(Records excerpted from a collection)
============
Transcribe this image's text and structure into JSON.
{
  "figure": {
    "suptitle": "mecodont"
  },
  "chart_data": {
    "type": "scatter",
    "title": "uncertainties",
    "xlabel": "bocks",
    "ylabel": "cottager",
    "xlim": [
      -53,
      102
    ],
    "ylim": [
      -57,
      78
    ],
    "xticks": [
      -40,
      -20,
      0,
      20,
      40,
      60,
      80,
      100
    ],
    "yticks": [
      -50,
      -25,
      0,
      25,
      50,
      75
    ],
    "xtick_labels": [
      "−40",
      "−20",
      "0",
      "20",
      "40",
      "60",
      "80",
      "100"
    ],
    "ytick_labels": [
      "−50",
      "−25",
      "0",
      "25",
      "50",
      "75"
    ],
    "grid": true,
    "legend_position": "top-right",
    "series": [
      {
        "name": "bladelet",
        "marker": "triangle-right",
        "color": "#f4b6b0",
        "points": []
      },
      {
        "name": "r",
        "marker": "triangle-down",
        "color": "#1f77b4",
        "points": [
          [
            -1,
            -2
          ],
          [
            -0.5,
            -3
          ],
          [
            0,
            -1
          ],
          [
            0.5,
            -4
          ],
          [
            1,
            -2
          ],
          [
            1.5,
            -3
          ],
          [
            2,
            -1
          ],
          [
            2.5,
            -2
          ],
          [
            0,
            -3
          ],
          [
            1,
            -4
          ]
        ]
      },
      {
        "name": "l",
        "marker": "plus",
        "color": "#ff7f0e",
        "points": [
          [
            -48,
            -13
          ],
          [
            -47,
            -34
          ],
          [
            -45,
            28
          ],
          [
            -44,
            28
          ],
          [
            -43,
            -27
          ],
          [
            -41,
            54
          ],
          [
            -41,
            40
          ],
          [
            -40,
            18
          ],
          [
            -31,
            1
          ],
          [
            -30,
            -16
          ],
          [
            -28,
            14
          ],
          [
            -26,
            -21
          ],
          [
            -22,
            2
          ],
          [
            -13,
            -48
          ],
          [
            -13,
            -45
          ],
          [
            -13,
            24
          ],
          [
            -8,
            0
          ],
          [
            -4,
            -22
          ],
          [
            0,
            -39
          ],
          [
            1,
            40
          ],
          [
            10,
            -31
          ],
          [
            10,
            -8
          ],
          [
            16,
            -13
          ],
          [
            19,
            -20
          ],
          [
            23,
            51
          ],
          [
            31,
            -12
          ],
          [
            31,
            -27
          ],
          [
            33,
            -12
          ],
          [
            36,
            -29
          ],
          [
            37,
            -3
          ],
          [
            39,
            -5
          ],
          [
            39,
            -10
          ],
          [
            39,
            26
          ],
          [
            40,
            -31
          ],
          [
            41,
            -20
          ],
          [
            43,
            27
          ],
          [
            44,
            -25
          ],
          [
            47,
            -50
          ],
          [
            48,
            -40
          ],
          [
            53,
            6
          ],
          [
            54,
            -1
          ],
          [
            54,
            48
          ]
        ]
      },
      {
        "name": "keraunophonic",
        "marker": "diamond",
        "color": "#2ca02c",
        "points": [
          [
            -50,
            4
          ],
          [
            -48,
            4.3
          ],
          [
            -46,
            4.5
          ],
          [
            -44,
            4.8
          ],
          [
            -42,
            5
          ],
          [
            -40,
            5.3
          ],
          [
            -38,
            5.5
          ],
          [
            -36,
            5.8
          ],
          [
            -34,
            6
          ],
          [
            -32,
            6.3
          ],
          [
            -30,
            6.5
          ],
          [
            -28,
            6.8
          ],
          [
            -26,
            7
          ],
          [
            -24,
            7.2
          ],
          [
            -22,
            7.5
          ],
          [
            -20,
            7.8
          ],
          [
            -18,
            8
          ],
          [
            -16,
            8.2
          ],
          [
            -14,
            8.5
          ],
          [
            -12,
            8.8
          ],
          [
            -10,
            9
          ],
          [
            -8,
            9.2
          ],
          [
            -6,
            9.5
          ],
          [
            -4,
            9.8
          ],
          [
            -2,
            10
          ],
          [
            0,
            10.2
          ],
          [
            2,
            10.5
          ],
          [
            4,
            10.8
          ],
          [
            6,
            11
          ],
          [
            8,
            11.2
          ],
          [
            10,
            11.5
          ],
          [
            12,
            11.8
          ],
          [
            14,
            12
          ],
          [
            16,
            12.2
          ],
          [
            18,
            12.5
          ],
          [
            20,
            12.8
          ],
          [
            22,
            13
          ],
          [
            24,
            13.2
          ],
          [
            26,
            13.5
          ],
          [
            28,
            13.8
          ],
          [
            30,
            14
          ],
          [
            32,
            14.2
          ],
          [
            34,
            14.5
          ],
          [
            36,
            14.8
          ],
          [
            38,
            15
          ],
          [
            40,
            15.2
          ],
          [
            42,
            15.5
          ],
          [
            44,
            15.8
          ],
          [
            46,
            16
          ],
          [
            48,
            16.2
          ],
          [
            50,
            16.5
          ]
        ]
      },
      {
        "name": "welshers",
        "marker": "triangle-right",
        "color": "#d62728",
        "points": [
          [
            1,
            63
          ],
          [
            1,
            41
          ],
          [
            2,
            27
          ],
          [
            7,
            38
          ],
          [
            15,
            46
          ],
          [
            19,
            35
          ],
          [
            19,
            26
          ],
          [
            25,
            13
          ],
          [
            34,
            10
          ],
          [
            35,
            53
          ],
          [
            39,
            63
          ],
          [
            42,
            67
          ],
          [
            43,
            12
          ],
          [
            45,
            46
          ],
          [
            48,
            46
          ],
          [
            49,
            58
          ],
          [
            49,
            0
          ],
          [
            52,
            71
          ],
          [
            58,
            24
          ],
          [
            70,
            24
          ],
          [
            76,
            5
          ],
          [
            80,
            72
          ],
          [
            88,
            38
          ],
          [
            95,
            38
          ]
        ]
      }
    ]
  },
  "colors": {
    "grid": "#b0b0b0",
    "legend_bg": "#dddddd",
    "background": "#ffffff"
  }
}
============
Goal: Write the complete data out, exactly as above.

Final result:
Transcribe this image's text and structure into JSON.
{
  "figure": {
    "suptitle": "mecodont"
  },
  "chart_data": {
    "type": "scatter",
    "title": "uncertainties",
    "xlabel": "bocks",
    "ylabel": "cottager",
    "xlim": [
      -53,
      102
    ],
    "ylim": [
      -57,
      78
    ],
    "xticks": [
      -40,
      -20,
      0,
      20,
      40,
      60,
      80,
      100
    ],
    "yticks": [
      -50,
      -25,
      0,
      25,
      50,
      75
    ],
    "xtick_labels": [
      "−40",
      "−20",
      "0",
      "20",
      "40",
      "60",
      "80",
      "100"
    ],
    "ytick_labels": [
      "−50",
      "−25",
      "0",
      "25",
      "50",
      "75"
    ],
    "grid": true,
    "legend_position": "top-right",
    "series": [
      {
        "name": "bladelet",
        "marker": "triangle-right",
        "color": "#f4b6b0",
        "points": []
      },
      {
        "name": "r",
        "marker": "triangle-down",
        "color": "#1f77b4",
        "points": [
          [
            -1,
            -2
          ],
          [
            -0.5,
            -3
          ],
          [
            0,
            -1
          ],
          [
            0.5,
            -4
          ],
          [
            1,
            -2
          ],
          [
            1.5,
            -3
          ],
          [
            2,
            -1
          ],
          [
            2.5,
            -2
          ],
          [
            0,
            -3
          ],
          [
            1,
            -4
          ]
        ]
      },
      {
        "name": "l",
        "marker": "plus",
        "color": "#ff7f0e",
        "points": [
          [
            -48,
            -13
          ],
          [
            -47,
            -34
          ],
          [
            -45,
            28
          ],
          [
            -44,
            28
          ],
          [
            -43,
            -27
          ],
          [
            -41,
            54
          ],
          [
            -41,
            40
          ],
          [
            -40,
            18
          ],
          [
            -31,
            1
          ],
          [
            -30,
            -16
          ],
          [
            -28,
            14
          ],
          [
            -26,
            -21
          ],
          [
            -22,
            2
          ],
          [
            -13,
            -48
          ],
          [
            -13,
            -45
          ],
          [
            -13,
            24
          ],
          [
            -8,
            0
          ],
          [
            -4,
            -22
          ],
          [
            0,
            -39
          ],
          [
            1,
            40
          ],
          [
            10,
            -31
          ],
          [
            10,
            -8
          ],
          [
            16,
            -13
          ],
          [
            19,
            -20
          ],
          [
            23,
            51
          ],
          [
            31,
            -12
          ],
          [
            31,
            -27
          ],
          [
            33,
            -12
          ],
          [
            36,
            -29
          ],
          [
            37,
            -3
          ],
          [
            39,
            -5
          ],
          [
            39,
            -10
          ],
          [
            39,
            26
          ],
          [
            40,
            -31
          ],
          [
            41,
            -20
          ],
          [
            43,
            27
          ],
          [
            44,
            -25
          ],
          [
            47,
            -50
          ],
          [
            48,
            -40
          ],
          [
            53,
            6
          ],
          [
            54,
            -1
          ],
          [
            54,
            48
          ]
        ]
      },
      {
        "name": "keraunophonic",
        "marker": "diamond",
        "color": "#2ca02c",
        "points": [
          [
            -50,
            4
          ],
          [
            -48,
            4.3
          ],
          [
            -46,
            4.5
          ],
          [
            -44,
            4.8
          ],
          [
            -42,
            5
          ],
          [
            -40,
            5.3
          ],
          [
            -38,
            5.5
          ],
          [
            -36,
            5.8
          ],
          [
            -34,
            6
          ],
          [
            -32,
            6.3
          ],
          [
            -30,
            6.5
          ],
          [
            -28,
            6.8
          ],
          [
            -26,
            7
          ],
          [
            -24,
            7.2
          ],
          [
            -22,
            7.5
          ],
          [
            -20,
            7.8
          ],
          [
            -18,
            8
          ],
          [
            -16,
            8.2
          ],
          [
            -14,
            8.5
          ],
          [
            -12,
            8.8
          ],
          [
            -10,
            9
          ],
          [
            -8,
            9.2
          ],
          [
            -6,
            9.5
          ],
          [
            -4,
            9.8
          ],
          [
            -2,
            10
          ],
          [
            0,
            10.2
          ],
          [
            2,
            10.5
          ],
          [
            4,
            10.8
          ],
          [
            6,
            11
          ],
          [
            8,
            11.2
          ],
          [
            10,
            11.5
          ],
          [
            12,
            11.8
          ],
          [
            14,
            12
          ],
          [
            16,
            12.2
          ],
          [
            18,
            12.5
          ],
          [
            20,
            12.8
          ],
          [
            22,
            13
          ],
          [
            24,
            13.2
          ],
          [
            26,
            13.5
          ],
          [
            28,
            13.8
          ],
          [
            30,
            14
          ],
          [
            32,
            14.2
          ],
          [
            34,
            14.5
          ],
          [
            36,
            14.8
          ],
          [
            38,
            15
          ],
          [
            40,
            15.2
          ],
          [
            42,
            15.5
          ],
          [
            44,
            15.8
          ],
          [
            46,
            16
          ],
          [
            48,
            16.2
          ],
          [
            50,
            16.5
          ]
        ]
      },
      {
        "name": "welshers",
        "marker": "triangle-right",
        "color": "#d62728",
        "points": [
          [
            1,
            63
          ],
          [
            1,
            41
          ],
          [
            2,
            27
          ],
          [
            7,
            38
          ],
          [
            15,
            46
          ],
          [
            19,
            35
          ],
          [
            19,
            26
          ],
          [
            25,
            13
          ],
          [
            34,
            10
          ],
          [
            35,
            53
          ],
          [
            39,
            63
          ],
          [
            42,
            67
          ],
          [
            43,
            12
          ],
          [
            45,
            46
          ],
          [
            48,
            46
          ],
          [
            49,
            58
          ],
          [
            49,
            0
          ],
          [
            52,
            71
          ],
          [
            58,
            24
          ],
          [
            70,
            24
          ],
          [
            76,
            5
          ],
          [
            80,
            72
          ],
          [
            88,
            38
          ],
          [
            95,
            38
          ]
        ]
      }
    ]
  },
  "colors": {
    "grid": "#b0b0b0",
    "legend_bg": "#dddddd",
    "background": "#ffffff"
  }
}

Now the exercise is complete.